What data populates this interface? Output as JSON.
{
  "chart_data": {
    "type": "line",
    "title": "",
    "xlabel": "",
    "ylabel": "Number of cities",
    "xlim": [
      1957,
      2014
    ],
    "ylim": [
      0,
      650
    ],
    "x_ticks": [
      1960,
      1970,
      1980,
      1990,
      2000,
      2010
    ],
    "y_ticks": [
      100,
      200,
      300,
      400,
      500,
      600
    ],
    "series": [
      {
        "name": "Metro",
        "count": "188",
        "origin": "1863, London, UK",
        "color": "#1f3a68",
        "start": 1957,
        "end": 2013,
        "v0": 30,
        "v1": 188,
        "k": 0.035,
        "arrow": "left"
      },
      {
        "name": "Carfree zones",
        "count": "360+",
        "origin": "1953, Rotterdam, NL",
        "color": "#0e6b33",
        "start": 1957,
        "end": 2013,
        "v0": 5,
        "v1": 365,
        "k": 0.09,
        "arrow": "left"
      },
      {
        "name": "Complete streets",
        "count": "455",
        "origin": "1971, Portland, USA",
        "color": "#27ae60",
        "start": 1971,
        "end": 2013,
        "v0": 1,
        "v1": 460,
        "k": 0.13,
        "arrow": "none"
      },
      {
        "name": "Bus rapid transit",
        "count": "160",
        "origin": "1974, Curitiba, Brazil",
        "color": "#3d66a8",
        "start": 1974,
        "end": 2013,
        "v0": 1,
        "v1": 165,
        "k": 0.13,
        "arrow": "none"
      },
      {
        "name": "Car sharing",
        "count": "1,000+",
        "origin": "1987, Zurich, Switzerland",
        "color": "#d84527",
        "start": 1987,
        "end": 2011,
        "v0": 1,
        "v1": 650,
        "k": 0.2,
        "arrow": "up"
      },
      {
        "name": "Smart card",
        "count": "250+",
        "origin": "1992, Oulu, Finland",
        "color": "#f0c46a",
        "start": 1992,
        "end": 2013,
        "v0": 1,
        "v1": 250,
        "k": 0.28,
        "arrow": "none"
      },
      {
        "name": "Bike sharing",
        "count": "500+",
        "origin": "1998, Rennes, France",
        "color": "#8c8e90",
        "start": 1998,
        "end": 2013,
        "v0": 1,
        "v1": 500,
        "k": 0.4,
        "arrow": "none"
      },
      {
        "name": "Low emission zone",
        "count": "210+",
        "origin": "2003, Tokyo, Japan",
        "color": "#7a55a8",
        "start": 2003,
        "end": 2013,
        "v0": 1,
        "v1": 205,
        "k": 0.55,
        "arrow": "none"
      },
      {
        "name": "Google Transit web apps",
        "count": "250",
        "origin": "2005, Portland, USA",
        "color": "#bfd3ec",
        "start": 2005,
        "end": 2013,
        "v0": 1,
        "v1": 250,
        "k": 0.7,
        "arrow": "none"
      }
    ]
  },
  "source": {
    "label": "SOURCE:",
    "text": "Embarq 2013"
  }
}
= = = =
- _OBJECTIVE_:
The lines to collect are those holding the string "name"; copy them all.

- _CORRECT ANSWER_:
        "name": "Metro",
        "name": "Carfree zones",
        "name": "Complete streets",
        "name": "Bus rapid transit",
        "name": "Car sharing",
        "name": "Smart card",
        "name": "Bike sharing",
        "name": "Low emission zone",
        "name": "Google Transit web apps",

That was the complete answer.